• _DATASET CONTENT_:

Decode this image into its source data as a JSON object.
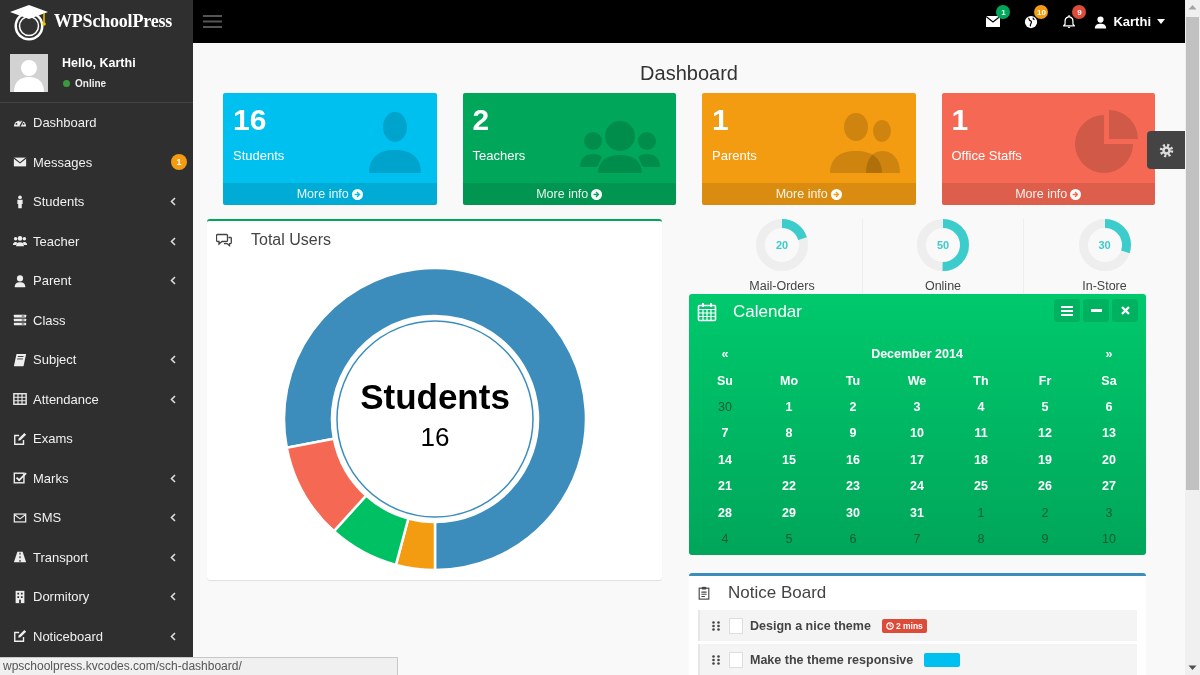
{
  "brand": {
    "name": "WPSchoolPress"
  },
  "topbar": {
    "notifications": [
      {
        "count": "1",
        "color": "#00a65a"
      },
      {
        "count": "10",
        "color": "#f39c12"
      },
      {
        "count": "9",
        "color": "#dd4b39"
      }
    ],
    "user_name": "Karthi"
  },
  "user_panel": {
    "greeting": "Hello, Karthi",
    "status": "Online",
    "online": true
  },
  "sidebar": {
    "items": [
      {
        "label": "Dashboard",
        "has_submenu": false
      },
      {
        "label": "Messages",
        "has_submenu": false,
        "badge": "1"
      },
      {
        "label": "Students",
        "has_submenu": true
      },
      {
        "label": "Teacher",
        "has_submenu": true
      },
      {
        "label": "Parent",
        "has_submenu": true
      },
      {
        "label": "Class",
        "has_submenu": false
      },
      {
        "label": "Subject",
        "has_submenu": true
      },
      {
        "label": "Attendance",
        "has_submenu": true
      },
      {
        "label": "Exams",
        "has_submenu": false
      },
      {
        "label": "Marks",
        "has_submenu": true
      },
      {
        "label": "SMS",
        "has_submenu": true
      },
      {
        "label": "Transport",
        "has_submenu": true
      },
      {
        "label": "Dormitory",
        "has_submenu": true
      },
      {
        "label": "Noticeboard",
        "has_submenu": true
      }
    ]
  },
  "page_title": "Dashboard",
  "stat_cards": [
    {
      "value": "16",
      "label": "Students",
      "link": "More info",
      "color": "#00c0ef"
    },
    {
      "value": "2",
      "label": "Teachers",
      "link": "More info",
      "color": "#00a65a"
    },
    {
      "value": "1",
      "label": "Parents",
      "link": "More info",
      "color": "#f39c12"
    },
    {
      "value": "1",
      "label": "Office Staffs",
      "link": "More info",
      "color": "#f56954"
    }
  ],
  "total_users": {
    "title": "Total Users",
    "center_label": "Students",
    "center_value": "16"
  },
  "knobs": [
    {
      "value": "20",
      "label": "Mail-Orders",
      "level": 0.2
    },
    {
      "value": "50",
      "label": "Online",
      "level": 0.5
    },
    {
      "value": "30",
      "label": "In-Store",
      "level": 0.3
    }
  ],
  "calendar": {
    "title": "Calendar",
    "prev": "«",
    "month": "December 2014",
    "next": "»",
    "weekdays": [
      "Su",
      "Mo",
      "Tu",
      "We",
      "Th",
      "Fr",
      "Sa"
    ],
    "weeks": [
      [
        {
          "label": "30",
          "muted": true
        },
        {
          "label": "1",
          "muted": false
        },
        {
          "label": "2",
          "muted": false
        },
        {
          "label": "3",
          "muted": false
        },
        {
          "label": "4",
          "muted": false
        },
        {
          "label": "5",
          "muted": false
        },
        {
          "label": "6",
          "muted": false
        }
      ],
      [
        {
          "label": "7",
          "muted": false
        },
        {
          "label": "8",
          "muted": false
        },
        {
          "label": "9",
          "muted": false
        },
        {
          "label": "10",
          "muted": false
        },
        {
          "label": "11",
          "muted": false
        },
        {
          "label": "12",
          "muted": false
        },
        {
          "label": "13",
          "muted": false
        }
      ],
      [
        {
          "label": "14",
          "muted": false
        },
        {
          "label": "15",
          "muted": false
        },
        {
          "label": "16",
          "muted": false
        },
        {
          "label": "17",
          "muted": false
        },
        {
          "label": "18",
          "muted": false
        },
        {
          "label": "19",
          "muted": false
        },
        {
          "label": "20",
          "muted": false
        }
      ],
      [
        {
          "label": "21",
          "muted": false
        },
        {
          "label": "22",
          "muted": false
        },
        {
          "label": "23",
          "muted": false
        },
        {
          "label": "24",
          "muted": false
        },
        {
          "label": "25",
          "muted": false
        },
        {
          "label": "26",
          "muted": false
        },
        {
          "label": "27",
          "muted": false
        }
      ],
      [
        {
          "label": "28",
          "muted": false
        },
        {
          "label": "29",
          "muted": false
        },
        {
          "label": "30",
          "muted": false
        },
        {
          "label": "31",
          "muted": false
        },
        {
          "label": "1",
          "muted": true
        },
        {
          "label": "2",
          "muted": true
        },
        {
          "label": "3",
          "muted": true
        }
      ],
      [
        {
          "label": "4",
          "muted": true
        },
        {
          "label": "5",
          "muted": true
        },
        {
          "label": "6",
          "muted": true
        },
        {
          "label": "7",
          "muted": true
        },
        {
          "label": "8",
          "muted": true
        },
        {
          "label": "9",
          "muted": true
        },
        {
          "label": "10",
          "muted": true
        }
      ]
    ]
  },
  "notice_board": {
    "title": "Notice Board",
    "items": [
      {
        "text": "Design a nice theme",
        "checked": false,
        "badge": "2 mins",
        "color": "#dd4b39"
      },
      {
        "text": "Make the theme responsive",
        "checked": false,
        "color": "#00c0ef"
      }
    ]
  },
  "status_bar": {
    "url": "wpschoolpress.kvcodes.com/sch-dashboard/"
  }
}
==
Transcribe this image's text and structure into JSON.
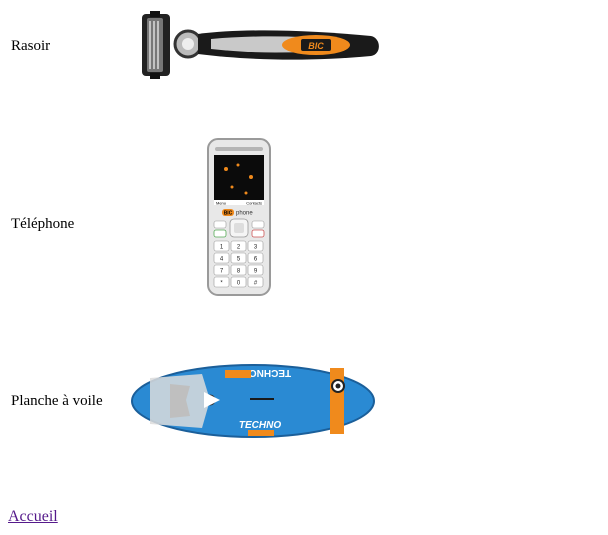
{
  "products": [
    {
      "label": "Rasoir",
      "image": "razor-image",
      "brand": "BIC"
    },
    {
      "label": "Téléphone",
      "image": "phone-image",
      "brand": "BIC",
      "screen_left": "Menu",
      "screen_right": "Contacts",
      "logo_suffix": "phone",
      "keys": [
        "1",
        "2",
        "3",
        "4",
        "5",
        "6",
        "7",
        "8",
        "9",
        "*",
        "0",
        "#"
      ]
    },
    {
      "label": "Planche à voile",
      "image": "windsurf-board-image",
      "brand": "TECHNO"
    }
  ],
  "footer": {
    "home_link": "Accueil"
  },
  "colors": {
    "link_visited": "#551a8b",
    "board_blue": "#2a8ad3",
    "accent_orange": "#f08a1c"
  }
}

• _DESCRIPTION OF THE TASK_:
Tally the lines in the listing that hold "theme" and report the number alone.

• _CORRECT RESULT_:
2